◆ OBJECTIVE
Show every line in the records below that contains the word "your".
#####
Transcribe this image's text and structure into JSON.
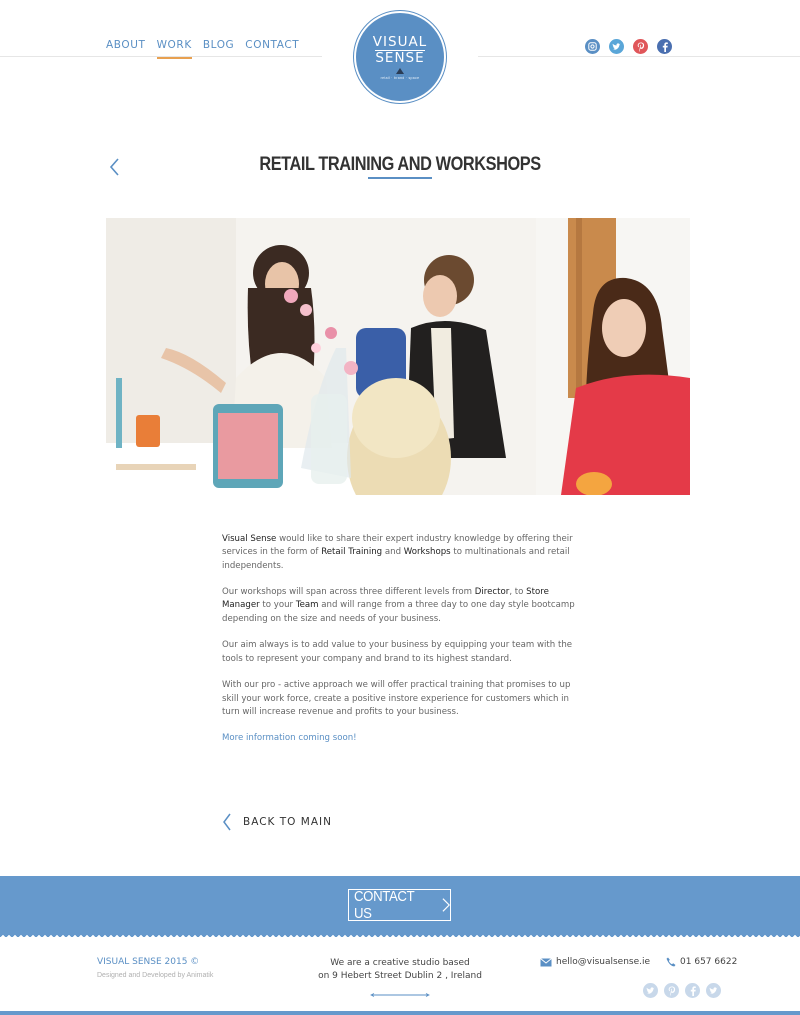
{
  "nav": {
    "about": "ABOUT",
    "work": "WORK",
    "blog": "BLOG",
    "contact": "CONTACT"
  },
  "logo": {
    "line1": "VISUAL",
    "line2": "SENSE",
    "tagline": "retail · brand · space"
  },
  "social": {
    "instagram": "instagram-icon",
    "twitter": "twitter-icon",
    "pinterest": "pinterest-icon",
    "facebook": "facebook-icon"
  },
  "page": {
    "title": "RETAIL TRAINING AND WORKSHOPS"
  },
  "content": {
    "p1": {
      "a": "Visual Sense",
      "b": " would like to share their expert industry knowledge by offering their services in the form of ",
      "c": "Retail Training",
      "d": " and ",
      "e": "Workshops",
      "f": " to multinationals and retail independents."
    },
    "p2": {
      "a": "Our workshops will span across three different levels from ",
      "b": "Director",
      "c": ", to ",
      "d": "Store Manager",
      "e": " to your ",
      "f": "Team",
      "g": " and will range from a three day to one day style bootcamp depending on the size and needs of your business."
    },
    "p3": "Our aim always is to add value to your business by equipping your team with the tools to represent your company and brand to its highest standard.",
    "p4": "With our pro - active approach we will offer practical training that promises to up skill your work force, create a positive instore experience for customers which in turn will increase revenue and profits to your business.",
    "more": "More information coming soon!"
  },
  "back_main": "BACK TO MAIN",
  "contact_us": "CONTACT US",
  "footer": {
    "brand": "VISUAL SENSE 2015 ©",
    "credit": "Designed and Developed by Animatik",
    "line1": "We are a creative studio based",
    "line2": "on 9 Hebert Street Dublin 2 , Ireland",
    "email": "hello@visualsense.ie",
    "phone": "01 657 6622"
  },
  "colors": {
    "accent": "#5a8fc4",
    "band": "#6699cc",
    "active_underline": "#e8a050"
  }
}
#####
◆ RESULT FOR THIS EXERCISE
      "e": " to your ",
      "g": " and will range from a three day to one day style bootcamp depending on the size and needs of your business."
    "p3": "Our aim always is to add value to your business by equipping your team with the tools to represent your company and brand to its highest standard.",
    "p4": "With our pro - active approach we will offer practical training that promises to up skill your work force, create a positive instore experience for customers which in turn will increase revenue and profits to your business.",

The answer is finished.